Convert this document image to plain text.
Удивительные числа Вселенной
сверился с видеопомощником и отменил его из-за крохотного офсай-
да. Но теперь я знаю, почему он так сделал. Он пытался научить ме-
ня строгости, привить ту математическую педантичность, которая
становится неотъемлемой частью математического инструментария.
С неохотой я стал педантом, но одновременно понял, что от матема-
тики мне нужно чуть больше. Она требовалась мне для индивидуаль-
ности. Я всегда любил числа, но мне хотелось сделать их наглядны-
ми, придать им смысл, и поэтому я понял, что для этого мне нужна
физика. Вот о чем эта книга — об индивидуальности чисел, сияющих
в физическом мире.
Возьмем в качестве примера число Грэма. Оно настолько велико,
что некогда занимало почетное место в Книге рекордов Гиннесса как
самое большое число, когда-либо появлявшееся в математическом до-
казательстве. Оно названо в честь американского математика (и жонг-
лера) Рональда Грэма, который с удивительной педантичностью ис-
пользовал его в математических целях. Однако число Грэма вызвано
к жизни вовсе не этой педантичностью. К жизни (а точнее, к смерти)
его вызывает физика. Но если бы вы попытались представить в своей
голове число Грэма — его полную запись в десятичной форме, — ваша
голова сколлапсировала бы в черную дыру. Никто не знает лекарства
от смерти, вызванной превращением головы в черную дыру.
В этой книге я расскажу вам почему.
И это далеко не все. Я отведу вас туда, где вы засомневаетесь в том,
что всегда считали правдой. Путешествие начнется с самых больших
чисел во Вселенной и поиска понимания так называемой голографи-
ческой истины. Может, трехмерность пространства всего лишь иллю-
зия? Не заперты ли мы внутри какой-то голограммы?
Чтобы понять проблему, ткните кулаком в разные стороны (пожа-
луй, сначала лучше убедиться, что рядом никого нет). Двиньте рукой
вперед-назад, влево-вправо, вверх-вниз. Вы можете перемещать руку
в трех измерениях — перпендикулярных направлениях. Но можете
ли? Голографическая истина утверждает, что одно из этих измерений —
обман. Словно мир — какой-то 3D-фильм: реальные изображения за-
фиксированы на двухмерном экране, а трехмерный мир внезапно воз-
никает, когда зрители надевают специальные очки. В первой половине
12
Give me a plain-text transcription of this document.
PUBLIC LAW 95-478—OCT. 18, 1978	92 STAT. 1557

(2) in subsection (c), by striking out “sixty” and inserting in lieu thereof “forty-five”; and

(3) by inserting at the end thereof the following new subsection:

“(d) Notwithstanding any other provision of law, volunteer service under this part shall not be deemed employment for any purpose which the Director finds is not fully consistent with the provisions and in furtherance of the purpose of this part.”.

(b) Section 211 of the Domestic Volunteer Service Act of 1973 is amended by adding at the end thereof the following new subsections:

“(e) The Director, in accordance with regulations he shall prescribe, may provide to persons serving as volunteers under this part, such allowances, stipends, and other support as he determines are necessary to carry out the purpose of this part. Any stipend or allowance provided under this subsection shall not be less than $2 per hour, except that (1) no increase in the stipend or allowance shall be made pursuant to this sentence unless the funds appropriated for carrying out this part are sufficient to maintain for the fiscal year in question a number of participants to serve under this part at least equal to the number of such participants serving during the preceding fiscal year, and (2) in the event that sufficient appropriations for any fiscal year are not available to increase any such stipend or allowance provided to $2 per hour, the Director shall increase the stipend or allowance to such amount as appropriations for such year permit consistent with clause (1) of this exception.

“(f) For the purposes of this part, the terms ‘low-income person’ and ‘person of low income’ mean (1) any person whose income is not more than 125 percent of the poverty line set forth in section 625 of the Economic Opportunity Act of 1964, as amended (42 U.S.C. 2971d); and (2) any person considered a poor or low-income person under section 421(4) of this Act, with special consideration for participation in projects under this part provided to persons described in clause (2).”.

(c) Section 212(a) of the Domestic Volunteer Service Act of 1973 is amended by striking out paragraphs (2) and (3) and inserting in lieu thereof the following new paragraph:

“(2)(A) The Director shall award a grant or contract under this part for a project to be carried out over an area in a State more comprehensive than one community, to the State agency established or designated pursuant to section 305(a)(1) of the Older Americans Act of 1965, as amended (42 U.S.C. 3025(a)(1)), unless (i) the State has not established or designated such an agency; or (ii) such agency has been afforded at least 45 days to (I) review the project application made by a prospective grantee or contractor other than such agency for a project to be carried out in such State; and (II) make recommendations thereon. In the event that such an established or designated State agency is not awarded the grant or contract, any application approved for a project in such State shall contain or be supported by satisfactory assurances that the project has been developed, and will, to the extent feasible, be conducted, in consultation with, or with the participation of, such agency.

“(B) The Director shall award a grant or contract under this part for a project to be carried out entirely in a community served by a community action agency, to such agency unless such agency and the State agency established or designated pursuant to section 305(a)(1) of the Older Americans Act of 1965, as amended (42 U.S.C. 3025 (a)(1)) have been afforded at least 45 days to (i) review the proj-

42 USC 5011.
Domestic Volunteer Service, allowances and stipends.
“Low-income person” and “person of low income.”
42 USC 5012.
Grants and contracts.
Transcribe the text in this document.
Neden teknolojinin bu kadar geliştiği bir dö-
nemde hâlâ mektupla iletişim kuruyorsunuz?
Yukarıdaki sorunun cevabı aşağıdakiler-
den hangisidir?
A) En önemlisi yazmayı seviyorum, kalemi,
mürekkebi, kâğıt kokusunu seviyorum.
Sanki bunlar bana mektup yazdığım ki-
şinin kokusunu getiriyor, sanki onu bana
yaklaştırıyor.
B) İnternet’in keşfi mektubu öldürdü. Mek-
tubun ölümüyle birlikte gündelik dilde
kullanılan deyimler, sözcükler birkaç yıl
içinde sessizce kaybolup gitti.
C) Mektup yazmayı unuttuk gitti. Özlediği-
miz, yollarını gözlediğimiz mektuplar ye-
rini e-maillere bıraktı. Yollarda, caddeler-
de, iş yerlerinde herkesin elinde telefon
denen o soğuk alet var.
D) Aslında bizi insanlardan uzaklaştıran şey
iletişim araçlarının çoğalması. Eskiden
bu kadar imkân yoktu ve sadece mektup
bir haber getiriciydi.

- **What is needed**:
Extract all lines of the records above that include "Грэма".

- **Solution for this task**:
Возьмем в качестве примера число Грэма. Оно настолько велико,
лера) Рональда Грэма, который с удивительной педантичностью ис-
пользовал его в математических целях. Однако число Грэма вызвано
голове число Грэма — его полную запись в десятичной форме, — ваша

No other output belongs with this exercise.